PROVIDED INFORMATION:

* START *

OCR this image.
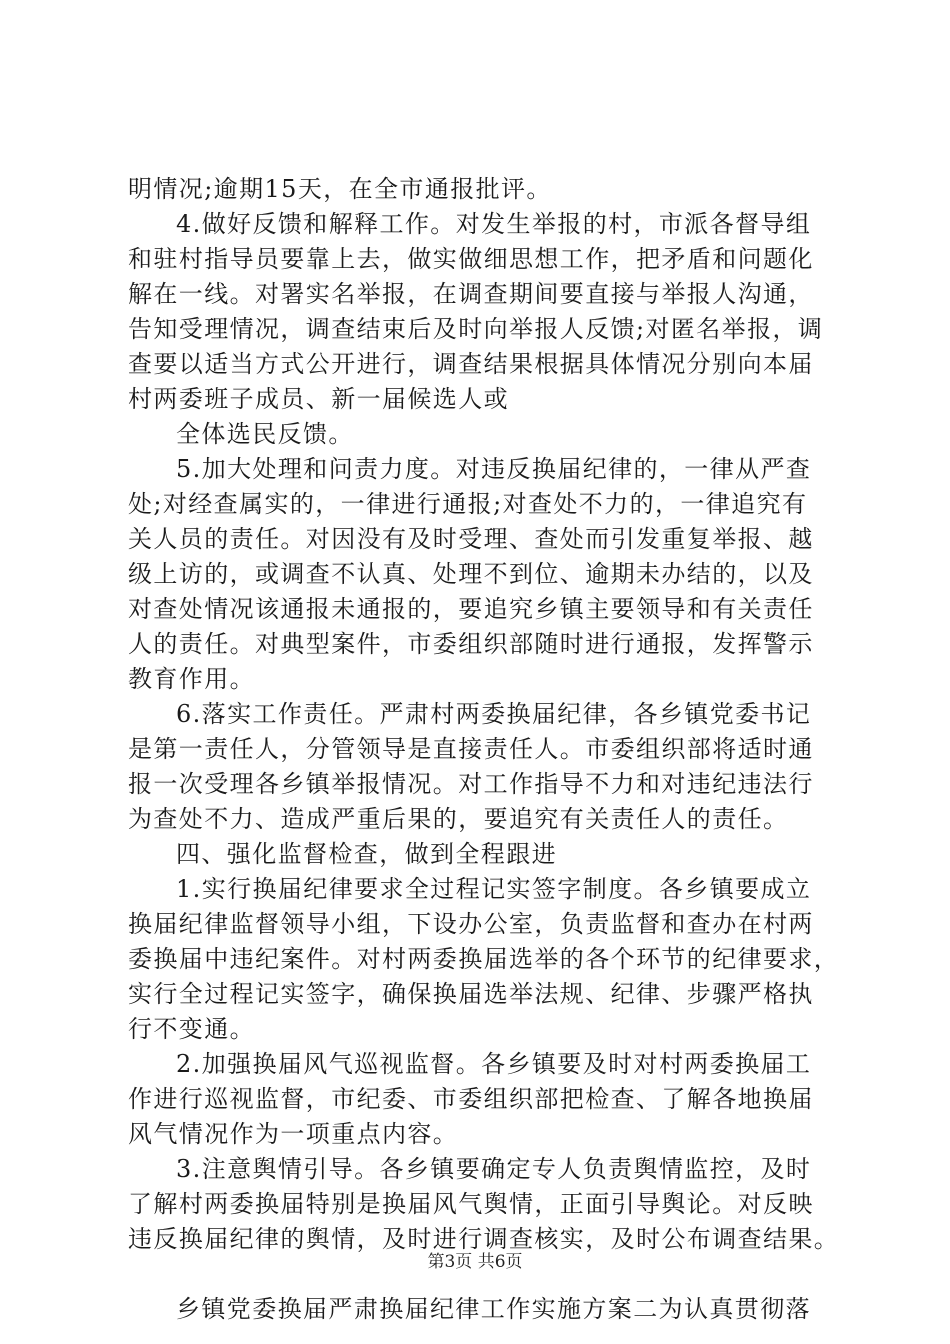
明情况;逾期15天，在全市通报批评。
4.做好反馈和解释工作。对发生举报的村，市派各督导组
和驻村指导员要靠上去，做实做细思想工作，把矛盾和问题化
解在一线。对署实名举报，在调查期间要直接与举报人沟通，
告知受理情况，调查结束后及时向举报人反馈;对匿名举报，调
查要以适当方式公开进行，调查结果根据具体情况分别向本届
村两委班子成员、新一届候选人或
全体选民反馈。
5.加大处理和问责力度。对违反换届纪律的，一律从严查
处;对经查属实的，一律进行通报;对查处不力的，一律追究有
关人员的责任。对因没有及时受理、查处而引发重复举报、越
级上访的，或调查不认真、处理不到位、逾期未办结的，以及
对查处情况该通报未通报的，要追究乡镇主要领导和有关责任
人的责任。对典型案件，市委组织部随时进行通报，发挥警示
教育作用。
6.落实工作责任。严肃村两委换届纪律，各乡镇党委书记
是第一责任人，分管领导是直接责任人。市委组织部将适时通
报一次受理各乡镇举报情况。对工作指导不力和对违纪违法行
为查处不力、造成严重后果的，要追究有关责任人的责任。
四、强化监督检查，做到全程跟进
1.实行换届纪律要求全过程记实签字制度。各乡镇要成立
换届纪律监督领导小组，下设办公室，负责监督和查办在村两
委换届中违纪案件。对村两委换届选举的各个环节的纪律要求，
实行全过程记实签字，确保换届选举法规、纪律、步骤严格执
行不变通。
2.加强换届风气巡视监督。各乡镇要及时对村两委换届工
作进行巡视监督，市纪委、市委组织部把检查、了解各地换届
风气情况作为一项重点内容。
3.注意舆情引导。各乡镇要确定专人负责舆情监控，及时
了解村两委换届特别是换届风气舆情，正面引导舆论。对反映
违反换届纪律的舆情，及时进行调查核实，及时公布调查结果。
乡镇党委换届严肃换届纪律工作实施方案二为认真贯彻落
第3页 共6页
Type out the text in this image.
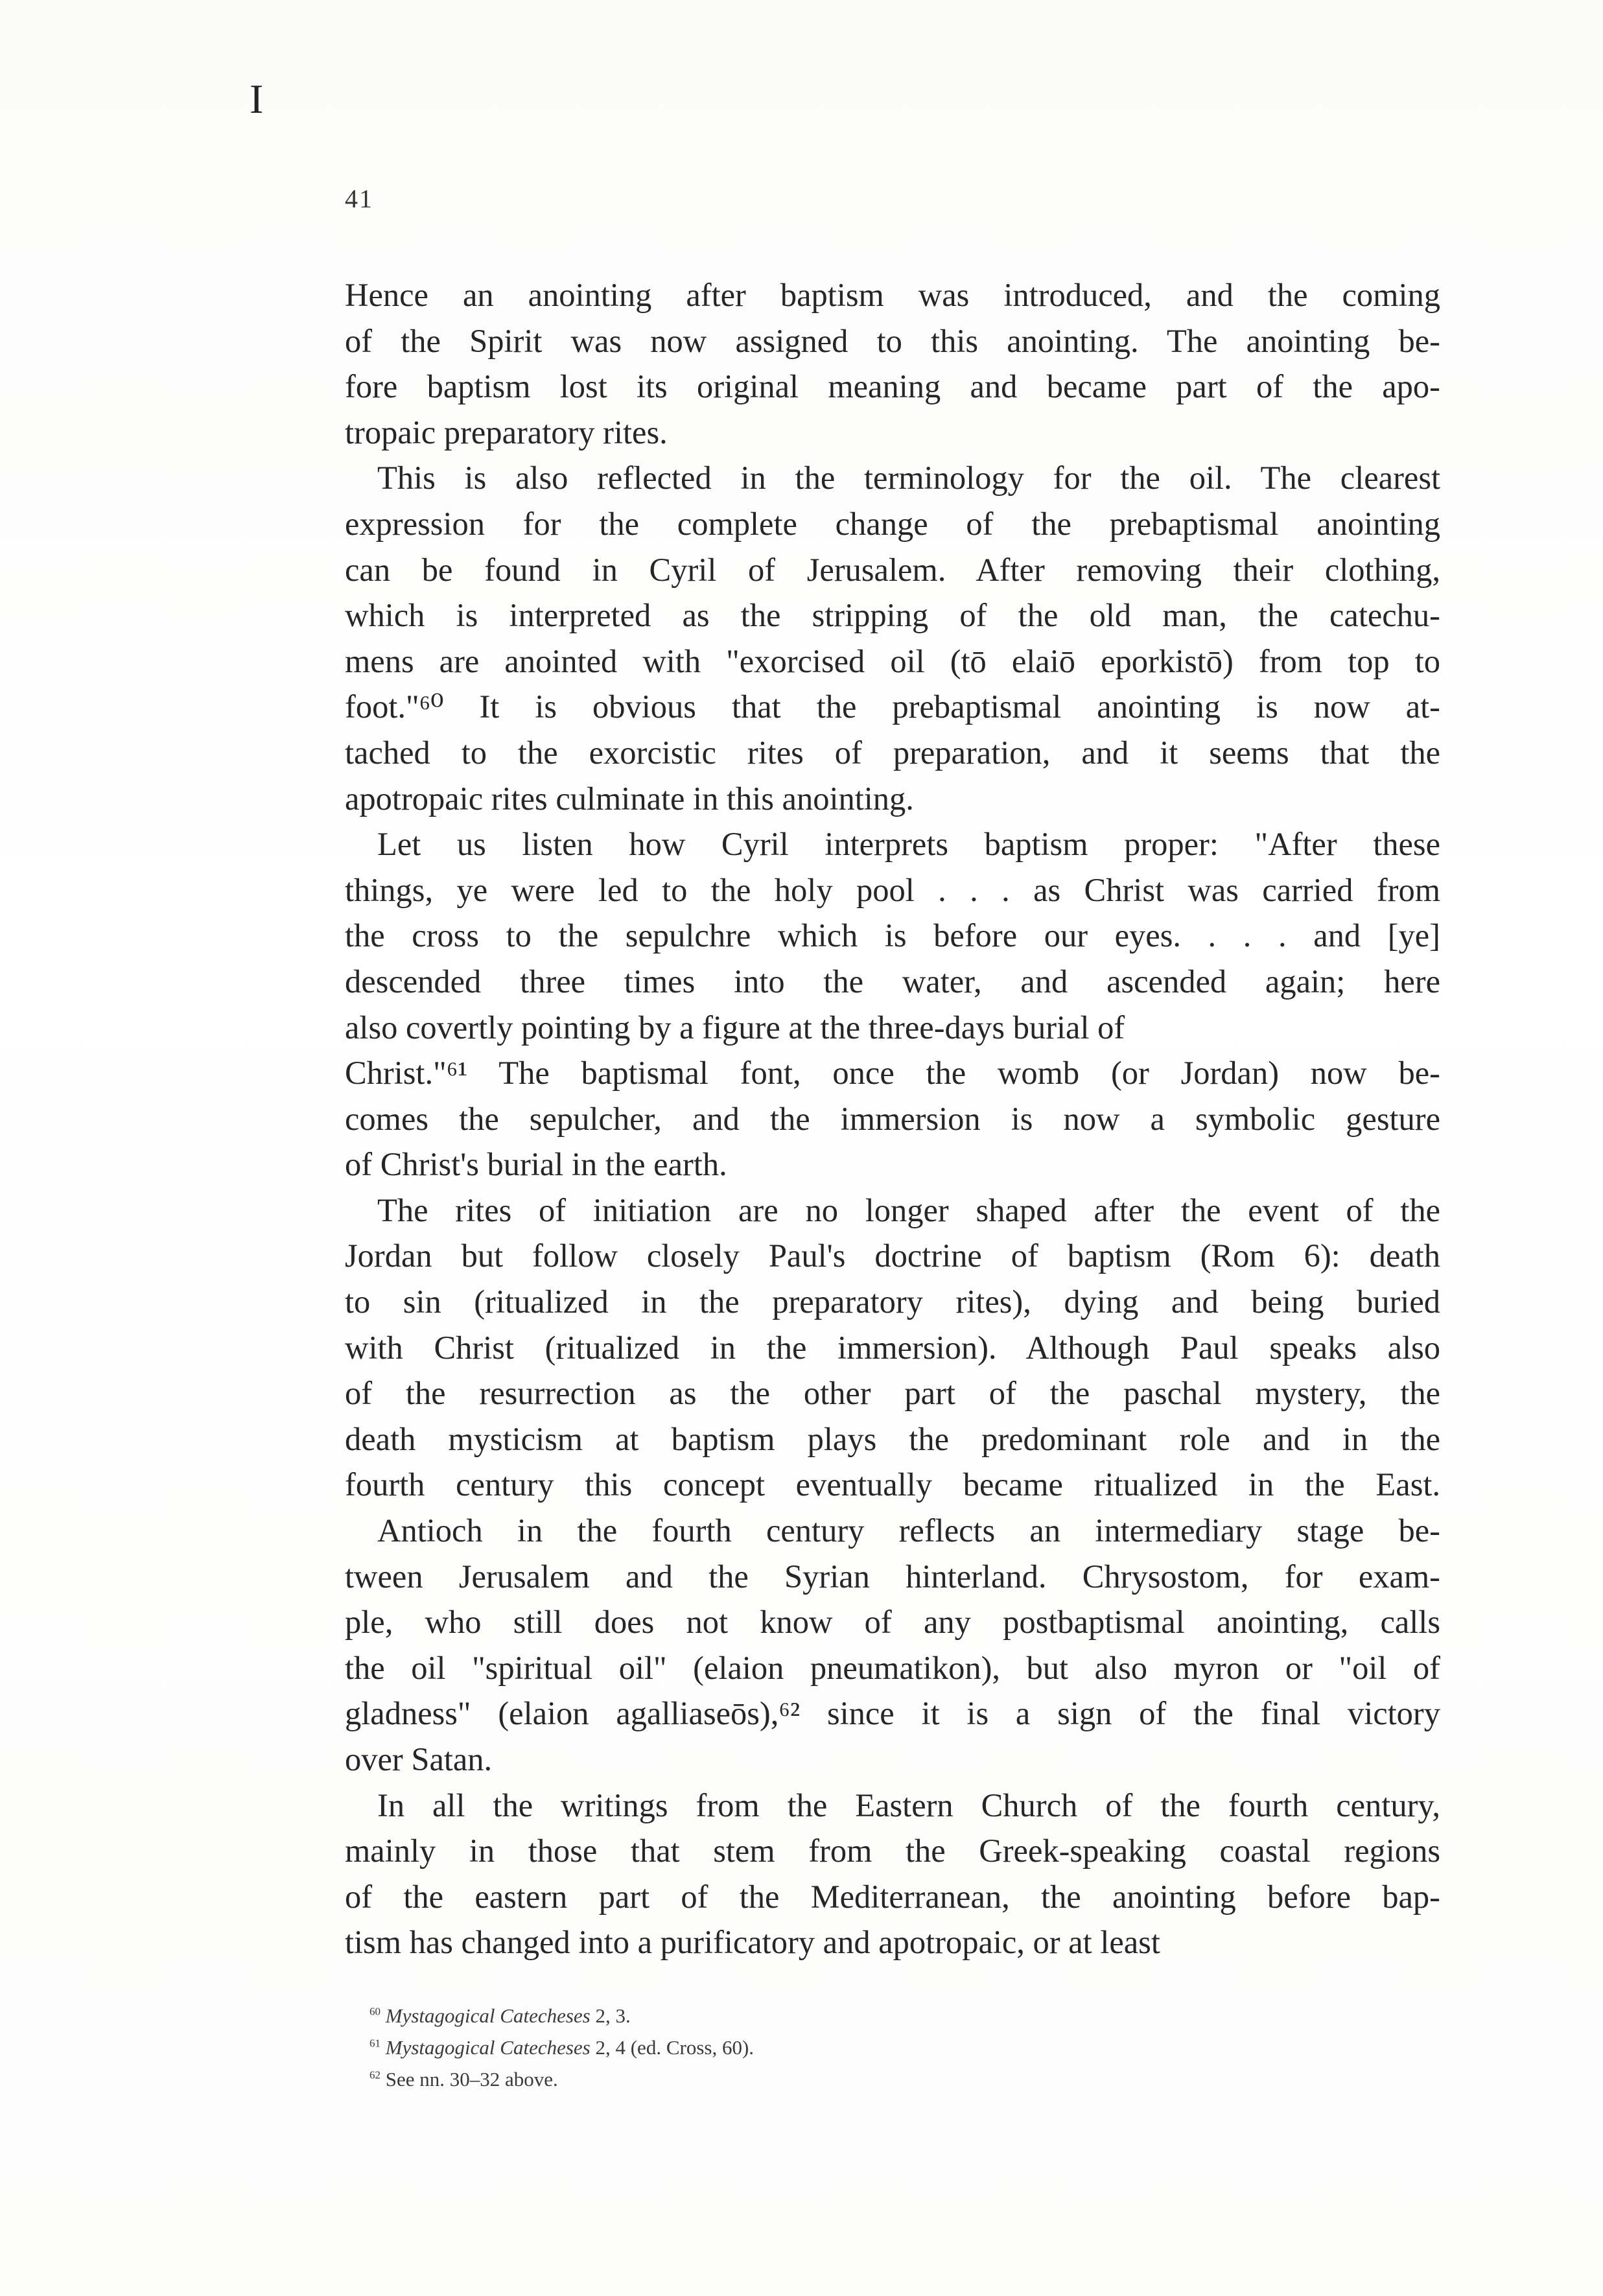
I
41

Hence an anointing after baptism was introduced, and the coming
of the Spirit was now assigned to this anointing. The anointing be-
fore baptism lost its original meaning and became part of the apo-
tropaic preparatory rites.

This is also reflected in the terminology for the oil. The clearest
expression for the complete change of the prebaptismal anointing
can be found in Cyril of Jerusalem. After removing their clothing,
which is interpreted as the stripping of the old man, the catechu-
mens are anointed with "exorcised oil (tō elaiō eporkistō) from top to
foot."⁶⁰ It is obvious that the prebaptismal anointing is now at-
tached to the exorcistic rites of preparation, and it seems that the
apotropaic rites culminate in this anointing.

Let us listen how Cyril interprets baptism proper: "After these
things, ye were led to the holy pool . . . as Christ was carried from
the cross to the sepulchre which is before our eyes. . . . and [ye]
descended three times into the water, and ascended again; here
also covertly pointing by a figure at the three-days burial of
Christ."⁶¹ The baptismal font, once the womb (or Jordan) now be-
comes the sepulcher, and the immersion is now a symbolic gesture
of Christ's burial in the earth.

The rites of initiation are no longer shaped after the event of the
Jordan but follow closely Paul's doctrine of baptism (Rom 6): death
to sin (ritualized in the preparatory rites), dying and being buried
with Christ (ritualized in the immersion). Although Paul speaks also
of the resurrection as the other part of the paschal mystery, the
death mysticism at baptism plays the predominant role and in the
fourth century this concept eventually became ritualized in the East.

Antioch in the fourth century reflects an intermediary stage be-
tween Jerusalem and the Syrian hinterland. Chrysostom, for exam-
ple, who still does not know of any postbaptismal anointing, calls
the oil "spiritual oil" (elaion pneumatikon), but also myron or "oil of
gladness" (elaion agalliaseōs),⁶² since it is a sign of the final victory
over Satan.

In all the writings from the Eastern Church of the fourth century,
mainly in those that stem from the Greek-speaking coastal regions
of the eastern part of the Mediterranean, the anointing before bap-
tism has changed into a purificatory and apotropaic, or at least

$^{60}$ Mystagogical Catecheses 2, 3.
$^{61}$ Mystagogical Catecheses 2, 4 (ed. Cross, 60).
$^{62}$ See nn. 30–32 above.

* END *

DIRECTIVE: In the entries above, find each line with the string "Christ" and copy it.

TASK RESULT:
things, ye were led to the holy pool . . . as Christ was carried from
Christ."⁶¹ The baptismal font, once the womb (or Jordan) now be-
of Christ's burial in the earth.
with Christ (ritualized in the immersion). Although Paul speaks also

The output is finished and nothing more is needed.